(Data entries)
— Start —
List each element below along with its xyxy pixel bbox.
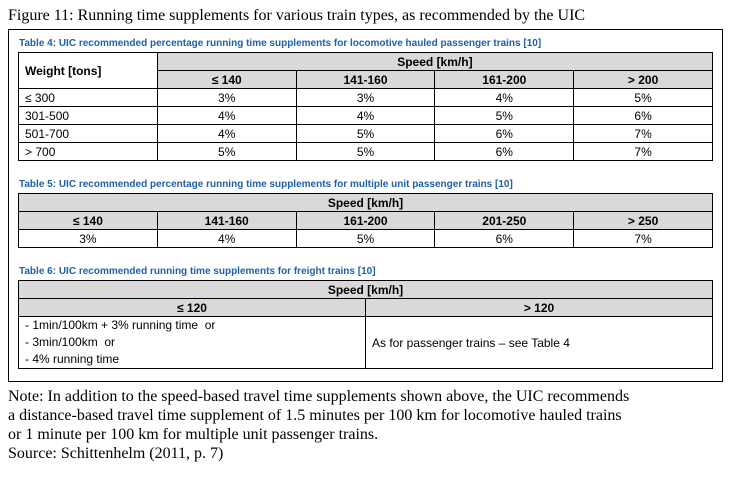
note-line: Note: In addition to the speed-based tra…	[8, 388, 630, 405]
supplement-cell: 5%	[295, 124, 436, 143]
table5-speed-col-header: 161-200	[295, 211, 436, 230]
supplement-cell: 5%	[573, 88, 713, 107]
supplement-option: - 3min/100km or	[25, 335, 116, 349]
supplement-cell: 4%	[295, 106, 436, 125]
supplement-cell: 7%	[573, 142, 713, 161]
table5-speed-col-header: > 250	[573, 211, 713, 230]
table-row: 501-700 4% 5% 6% 7%	[18, 124, 713, 143]
supplement-cell: 4%	[156, 124, 297, 143]
table4-speed-subheader-row: ≤ 140 141-160 161-200 > 200	[19, 70, 713, 89]
table5-multiple-unit-trains: Speed [km/h] ≤ 140 141-160 161-200 201-2…	[18, 193, 713, 248]
weight-cell: 501-700	[18, 124, 158, 143]
note-line: a distance-based travel time supplement …	[8, 407, 622, 424]
table5-speed-col-header: 141-160	[156, 211, 297, 230]
table6-caption: Table 6: UIC recommended running time su…	[19, 266, 376, 277]
supplement-option: - 1min/100km + 3% running time or	[25, 318, 216, 332]
note-line: or 1 minute per 100 km for multiple unit…	[8, 426, 379, 443]
table5-speed-col-header: 201-250	[434, 211, 575, 230]
figure-border-box: Table 4: UIC recommended percentage runn…	[8, 29, 723, 382]
table5-header-row: Speed [km/h]	[18, 193, 713, 212]
table5-speed-subheader-row: ≤ 140 141-160 161-200 201-250 > 250	[18, 211, 713, 230]
table4-speed-col-header: > 200	[573, 70, 713, 89]
supplement-cell: 4%	[156, 106, 297, 125]
table4-locomotive-hauled-trains: Weight [tons] Speed [km/h] ≤ 140 141-160…	[18, 52, 714, 161]
table6-speed-subheader-row: ≤ 120 > 120	[18, 298, 713, 317]
weight-cell: ≤ 300	[18, 88, 158, 107]
table6-body-row: - 1min/100km + 3% running time or - 3min…	[18, 316, 713, 369]
supplement-cell: 5%	[295, 229, 436, 248]
supplement-cell: 3%	[18, 229, 158, 248]
supplement-cell: 3%	[295, 88, 436, 107]
table-row: > 700 5% 5% 6% 7%	[18, 142, 713, 161]
low-speed-supplement-cell: - 1min/100km + 3% running time or - 3min…	[18, 316, 366, 369]
supplement-option: - 4% running time	[25, 352, 120, 366]
table5-values-row: 3% 4% 5% 6% 7%	[18, 229, 713, 248]
table6-speed-col-header: > 120	[365, 298, 713, 317]
supplement-cell: 6%	[434, 229, 575, 248]
table-row: 301-500 4% 4% 5% 6%	[18, 106, 713, 125]
table5-speed-col-header: ≤ 140	[18, 211, 158, 230]
table5-caption: Table 5: UIC recommended percentage runn…	[19, 179, 513, 190]
table5-speed-group-header-cell: Speed [km/h]	[18, 193, 713, 212]
supplement-cell: 7%	[573, 229, 713, 248]
supplement-cell: 5%	[156, 142, 297, 161]
table6-freight-trains: Speed [km/h] ≤ 120 > 120 - 1min/100km + …	[18, 280, 713, 369]
supplement-cell: 3%	[156, 88, 297, 107]
supplement-cell: 4%	[434, 88, 575, 107]
supplement-cell: 7%	[573, 124, 713, 143]
table4-weight-header-cell: Weight [tons]	[18, 52, 158, 89]
table6-speed-col-header: ≤ 120	[18, 298, 366, 317]
figure-title: Figure 11: Running time supplements for …	[8, 7, 586, 24]
table4-header-row: Weight [tons] Speed [km/h]	[18, 52, 714, 89]
weight-cell: 301-500	[18, 106, 158, 125]
supplement-cell: 6%	[434, 124, 575, 143]
weight-cell: > 700	[18, 142, 158, 161]
table4-caption: Table 4: UIC recommended percentage runn…	[19, 38, 542, 49]
source-line: Source: Schittenhelm (2011, p. 7)	[8, 445, 224, 462]
table4-speed-group-header-cell: Speed [km/h]	[156, 52, 714, 71]
supplement-cell: 5%	[434, 106, 575, 125]
supplement-cell: 6%	[573, 106, 713, 125]
high-speed-supplement-cell: As for passenger trains – see Table 4	[365, 316, 713, 369]
note-paragraph: Note: In addition to the speed-based tra…	[8, 387, 723, 463]
table4-speed-col-header: ≤ 140	[156, 70, 297, 89]
supplement-cell: 5%	[295, 142, 436, 161]
table6-header-row: Speed [km/h]	[18, 280, 713, 299]
table-row: ≤ 300 3% 3% 4% 5%	[18, 88, 713, 107]
table4-speed-col-header: 161-200	[434, 70, 575, 89]
supplement-cell: 6%	[434, 142, 575, 161]
table6-speed-group-header-cell: Speed [km/h]	[18, 280, 713, 299]
supplement-cell: 4%	[156, 229, 297, 248]
table4-speed-col-header: 141-160	[295, 70, 436, 89]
— End —
Convert the lines of the records above into a numbered list, skipping blank lines and omitting the pictures.

_REPLY:_
1. List each element below along with its xyxy pixel bbox.
2. note-line: Note: In addition to the speed-based tra…	[8, 388, 630, 405]
3. supplement-cell: 5%	[295, 124, 436, 143]
4. table5-speed-col-header: 161-200	[295, 211, 436, 230]
5. supplement-cell: 5%	[573, 88, 713, 107]
6. supplement-option: - 3min/100km or	[25, 335, 116, 349]
7. supplement-cell: 4%	[295, 106, 436, 125]
8. supplement-cell: 7%	[573, 142, 713, 161]
9. table5-speed-col-header: > 250	[573, 211, 713, 230]
10. table-row: 501-700 4% 5% 6% 7%	[18, 124, 713, 143]
11. supplement-cell: 4%	[156, 124, 297, 143]
12. table4-speed-subheader-row: ≤ 140 141-160 161-200 > 200	[19, 70, 713, 89]
13. table5-multiple-unit-trains: Speed [km/h] ≤ 140 141-160 161-200 201-2…	[18, 193, 713, 248]
14. weight-cell: 501-700	[18, 124, 158, 143]
15. note-line: a distance-based travel time supplement …	[8, 407, 622, 424]
16. table5-speed-col-header: 141-160	[156, 211, 297, 230]
17. table6-caption: Table 6: UIC recommended running time su…	[19, 266, 376, 277]
18. supplement-option: - 1min/100km + 3% running time or	[25, 318, 216, 332]
19. note-line: or 1 minute per 100 km for multiple unit…	[8, 426, 379, 443]
20. table5-speed-col-header: 201-250	[434, 211, 575, 230]
21. figure-border-box: Table 4: UIC recommended percentage runn…	[8, 29, 723, 382]
22. table5-header-row: Speed [km/h]	[18, 193, 713, 212]
23. table5-speed-subheader-row: ≤ 140 141-160 161-200 201-250 > 250	[18, 211, 713, 230]
24. table4-speed-col-header: > 200	[573, 70, 713, 89]
25. supplement-cell: 4%	[156, 106, 297, 125]
26. table4-locomotive-hauled-trains: Weight [tons] Speed [km/h] ≤ 140 141-160…	[18, 52, 714, 161]
27. table6-speed-subheader-row: ≤ 120 > 120	[18, 298, 713, 317]
28. weight-cell: ≤ 300	[18, 88, 158, 107]
29. table6-body-row: - 1min/100km + 3% running time or - 3min…	[18, 316, 713, 369]
30. supplement-cell: 5%	[295, 229, 436, 248]
31. supplement-cell: 3%	[18, 229, 158, 248]
32. supplement-cell: 3%	[295, 88, 436, 107]
33. table-row: > 700 5% 5% 6% 7%	[18, 142, 713, 161]
34. low-speed-supplement-cell: - 1min/100km + 3% running time or - 3min…	[18, 316, 366, 369]
35. supplement-option: - 4% running time	[25, 352, 120, 366]
36. table5-values-row: 3% 4% 5% 6% 7%	[18, 229, 713, 248]
37. table6-speed-col-header: > 120	[365, 298, 713, 317]
38. supplement-cell: 6%	[434, 229, 575, 248]
39. table-row: 301-500 4% 4% 5% 6%	[18, 106, 713, 125]
40. table5-speed-col-header: ≤ 140	[18, 211, 158, 230]
41. table5-caption: Table 5: UIC recommended percentage runn…	[19, 179, 513, 190]
42. table5-speed-group-header-cell: Speed [km/h]	[18, 193, 713, 212]
43. supplement-cell: 7%	[573, 229, 713, 248]
44. supplement-cell: 5%	[156, 142, 297, 161]
45. table6-freight-trains: Speed [km/h] ≤ 120 > 120 - 1min/100km + …	[18, 280, 713, 369]
46. supplement-cell: 3%	[156, 88, 297, 107]
47. supplement-cell: 4%	[434, 88, 575, 107]
48. supplement-cell: 7%	[573, 124, 713, 143]
49. table4-weight-header-cell: Weight [tons]	[18, 52, 158, 89]
50. table6-speed-col-header: ≤ 120	[18, 298, 366, 317]
51. figure-title: Figure 11: Running time supplements for …	[8, 7, 586, 24]
52. table4-header-row: Weight [tons] Speed [km/h]	[18, 52, 714, 89]
53. weight-cell: 301-500	[18, 106, 158, 125]
54. supplement-cell: 6%	[434, 124, 575, 143]
55. weight-cell: > 700	[18, 142, 158, 161]
56. table4-caption: Table 4: UIC recommended percentage runn…	[19, 38, 542, 49]
57. source-line: Source: Schittenhelm (2011, p. 7)	[8, 445, 224, 462]
58. table4-speed-group-header-cell: Speed [km/h]	[156, 52, 714, 71]
59. supplement-cell: 5%	[434, 106, 575, 125]
60. supplement-cell: 6%	[573, 106, 713, 125]
61. high-speed-supplement-cell: As for passenger trains – see Table 4	[365, 316, 713, 369]
62. note-paragraph: Note: In addition to the speed-based tra…	[8, 387, 723, 463]
63. table4-speed-col-header: ≤ 140	[156, 70, 297, 89]
64. supplement-cell: 5%	[295, 142, 436, 161]
65. table6-header-row: Speed [km/h]	[18, 280, 713, 299]
66. table-row: ≤ 300 3% 3% 4% 5%	[18, 88, 713, 107]
67. table4-speed-col-header: 161-200	[434, 70, 575, 89]
68. supplement-cell: 6%	[434, 142, 575, 161]
69. table6-speed-group-header-cell: Speed [km/h]	[18, 280, 713, 299]
70. supplement-cell: 4%	[156, 229, 297, 248]
71. table4-speed-col-header: 141-160	[295, 70, 436, 89]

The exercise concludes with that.